* Prompt *
Pick out the lines below with "JSON" and list them.
** Begin Raw records **
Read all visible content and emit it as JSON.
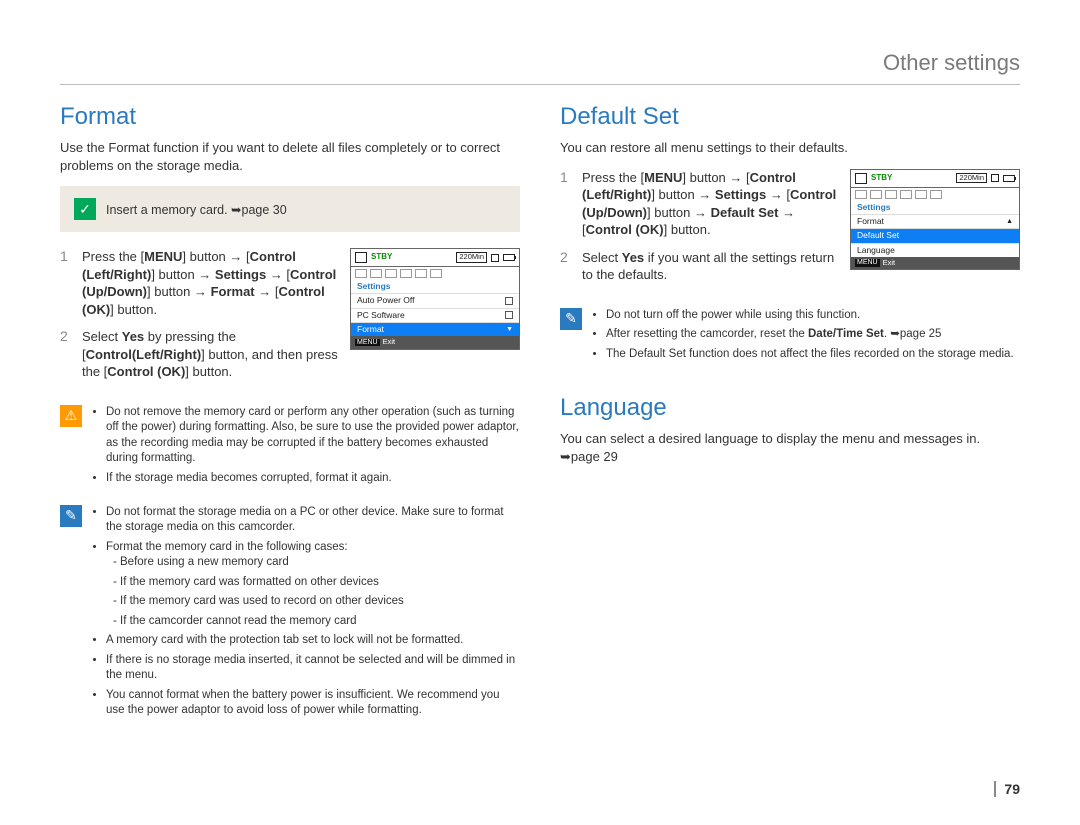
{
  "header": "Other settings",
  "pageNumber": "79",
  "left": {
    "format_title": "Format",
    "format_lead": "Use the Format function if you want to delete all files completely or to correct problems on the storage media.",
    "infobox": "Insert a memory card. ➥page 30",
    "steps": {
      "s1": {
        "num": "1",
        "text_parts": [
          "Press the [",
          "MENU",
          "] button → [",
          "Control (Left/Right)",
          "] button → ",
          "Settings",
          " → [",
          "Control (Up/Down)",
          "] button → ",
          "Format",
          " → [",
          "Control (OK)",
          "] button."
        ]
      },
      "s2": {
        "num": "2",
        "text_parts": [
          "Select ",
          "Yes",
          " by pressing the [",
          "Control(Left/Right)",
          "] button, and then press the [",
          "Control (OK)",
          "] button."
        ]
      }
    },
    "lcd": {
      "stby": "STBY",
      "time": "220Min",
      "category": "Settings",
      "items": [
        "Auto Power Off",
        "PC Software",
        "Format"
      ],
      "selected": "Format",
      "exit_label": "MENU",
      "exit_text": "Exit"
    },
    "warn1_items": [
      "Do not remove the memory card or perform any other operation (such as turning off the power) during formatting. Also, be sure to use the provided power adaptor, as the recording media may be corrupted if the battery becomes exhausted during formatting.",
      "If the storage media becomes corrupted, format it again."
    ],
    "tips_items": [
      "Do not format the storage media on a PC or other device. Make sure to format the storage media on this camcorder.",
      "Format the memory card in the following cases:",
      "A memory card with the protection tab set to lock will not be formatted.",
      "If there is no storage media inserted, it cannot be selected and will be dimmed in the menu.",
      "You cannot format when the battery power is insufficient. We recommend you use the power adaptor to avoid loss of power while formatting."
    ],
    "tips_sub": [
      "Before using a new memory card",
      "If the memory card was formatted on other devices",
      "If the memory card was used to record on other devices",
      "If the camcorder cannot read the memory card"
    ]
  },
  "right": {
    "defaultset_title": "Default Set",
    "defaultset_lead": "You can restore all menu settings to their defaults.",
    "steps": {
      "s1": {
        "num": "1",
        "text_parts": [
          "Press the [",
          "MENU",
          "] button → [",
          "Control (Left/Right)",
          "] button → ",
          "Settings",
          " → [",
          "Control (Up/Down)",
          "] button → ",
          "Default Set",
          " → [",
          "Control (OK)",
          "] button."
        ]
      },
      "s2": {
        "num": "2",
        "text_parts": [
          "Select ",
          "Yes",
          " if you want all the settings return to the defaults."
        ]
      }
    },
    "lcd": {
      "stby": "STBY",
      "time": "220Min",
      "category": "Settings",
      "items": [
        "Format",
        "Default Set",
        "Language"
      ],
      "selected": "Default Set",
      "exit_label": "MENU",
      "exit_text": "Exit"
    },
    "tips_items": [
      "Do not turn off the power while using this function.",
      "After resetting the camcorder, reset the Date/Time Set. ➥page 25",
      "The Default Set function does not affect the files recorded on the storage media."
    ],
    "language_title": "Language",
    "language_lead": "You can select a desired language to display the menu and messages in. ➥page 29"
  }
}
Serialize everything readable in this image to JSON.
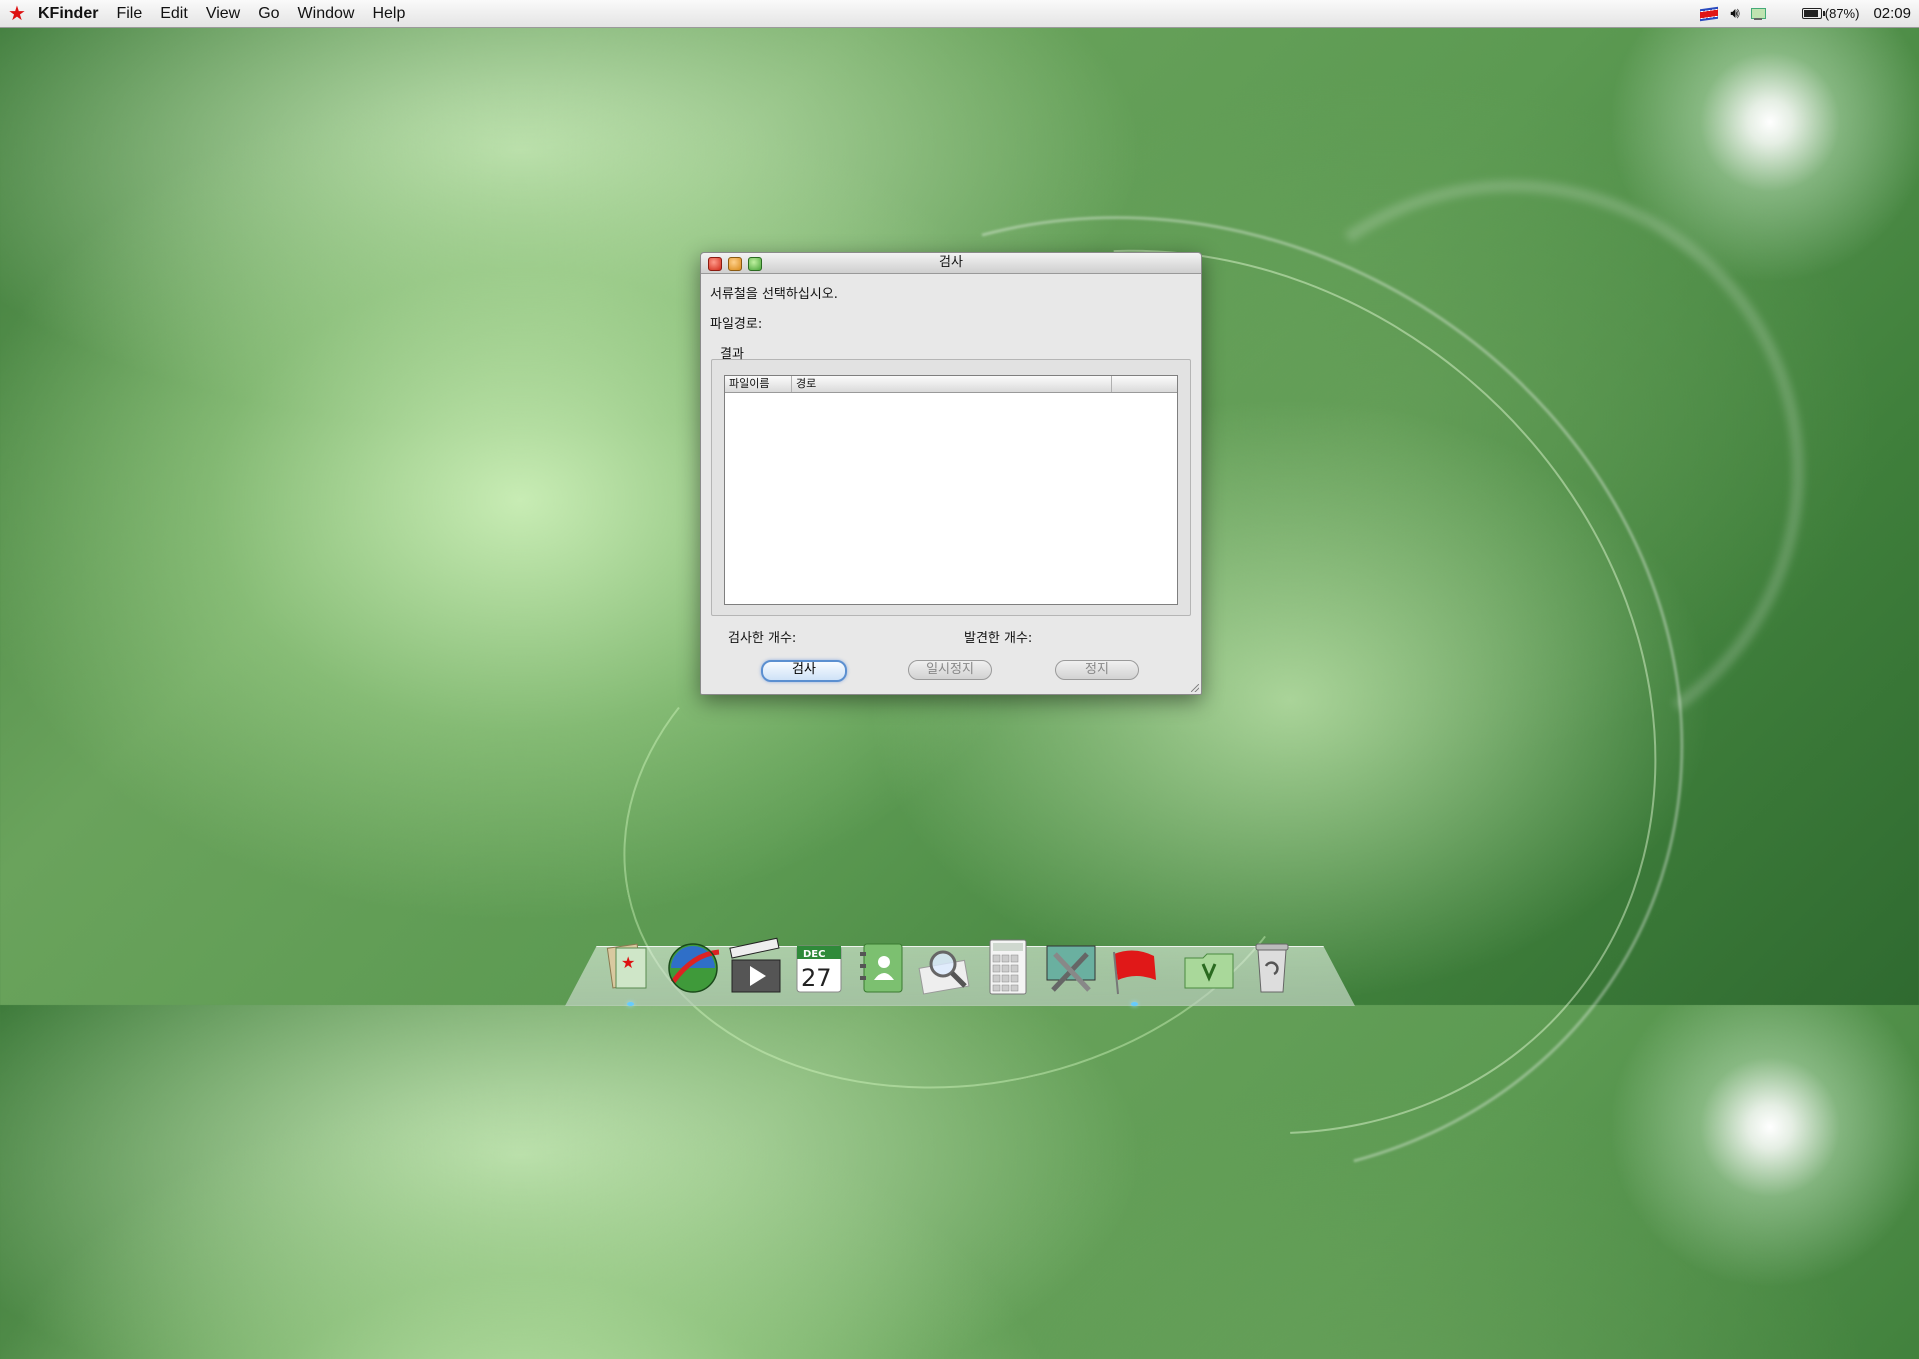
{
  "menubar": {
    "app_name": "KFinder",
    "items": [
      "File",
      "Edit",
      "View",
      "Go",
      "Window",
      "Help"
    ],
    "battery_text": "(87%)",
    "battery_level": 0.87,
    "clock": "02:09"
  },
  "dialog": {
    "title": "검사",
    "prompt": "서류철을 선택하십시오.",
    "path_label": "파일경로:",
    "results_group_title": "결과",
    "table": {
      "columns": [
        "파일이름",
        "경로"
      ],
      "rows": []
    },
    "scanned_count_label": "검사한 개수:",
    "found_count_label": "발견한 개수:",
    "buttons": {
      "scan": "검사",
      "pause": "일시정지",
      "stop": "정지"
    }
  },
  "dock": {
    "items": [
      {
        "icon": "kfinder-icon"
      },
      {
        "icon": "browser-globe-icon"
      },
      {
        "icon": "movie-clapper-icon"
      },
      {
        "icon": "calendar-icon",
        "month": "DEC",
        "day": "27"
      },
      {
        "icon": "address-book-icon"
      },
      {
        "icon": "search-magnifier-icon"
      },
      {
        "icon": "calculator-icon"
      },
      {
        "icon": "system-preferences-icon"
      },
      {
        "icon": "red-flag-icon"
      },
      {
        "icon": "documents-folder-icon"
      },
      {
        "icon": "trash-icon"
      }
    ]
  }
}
** End Raw records **
** Begin Raw records **
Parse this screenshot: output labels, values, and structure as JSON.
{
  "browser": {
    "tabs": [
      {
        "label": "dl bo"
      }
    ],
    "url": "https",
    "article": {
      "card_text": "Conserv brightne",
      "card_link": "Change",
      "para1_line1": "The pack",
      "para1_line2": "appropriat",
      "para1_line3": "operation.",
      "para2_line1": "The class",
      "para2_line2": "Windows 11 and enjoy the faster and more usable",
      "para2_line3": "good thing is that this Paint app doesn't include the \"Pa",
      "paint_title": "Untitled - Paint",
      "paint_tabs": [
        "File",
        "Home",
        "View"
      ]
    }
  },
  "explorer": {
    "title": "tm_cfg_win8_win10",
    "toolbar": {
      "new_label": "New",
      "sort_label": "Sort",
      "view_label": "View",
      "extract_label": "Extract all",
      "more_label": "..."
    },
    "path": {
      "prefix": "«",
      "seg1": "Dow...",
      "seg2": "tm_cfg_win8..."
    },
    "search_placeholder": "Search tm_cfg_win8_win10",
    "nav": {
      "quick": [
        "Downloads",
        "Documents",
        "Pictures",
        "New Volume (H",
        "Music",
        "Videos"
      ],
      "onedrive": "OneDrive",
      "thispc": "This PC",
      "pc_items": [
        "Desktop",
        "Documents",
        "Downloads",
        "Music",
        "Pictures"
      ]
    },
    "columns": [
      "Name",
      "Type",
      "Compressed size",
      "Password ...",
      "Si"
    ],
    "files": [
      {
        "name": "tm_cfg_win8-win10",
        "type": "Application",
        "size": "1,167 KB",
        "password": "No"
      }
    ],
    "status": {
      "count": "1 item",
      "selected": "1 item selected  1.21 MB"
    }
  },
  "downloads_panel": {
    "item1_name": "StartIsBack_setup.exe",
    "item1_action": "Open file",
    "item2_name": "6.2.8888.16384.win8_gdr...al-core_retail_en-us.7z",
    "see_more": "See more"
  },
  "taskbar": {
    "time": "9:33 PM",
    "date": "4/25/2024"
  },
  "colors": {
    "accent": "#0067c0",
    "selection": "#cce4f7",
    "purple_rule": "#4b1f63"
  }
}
** End Raw records **
* Answer to this task *
Read all visible content and emit it as JSON.
Serialize everything readable in this image to JSON.
Parse this screenshot: output labels, values, and structure as JSON.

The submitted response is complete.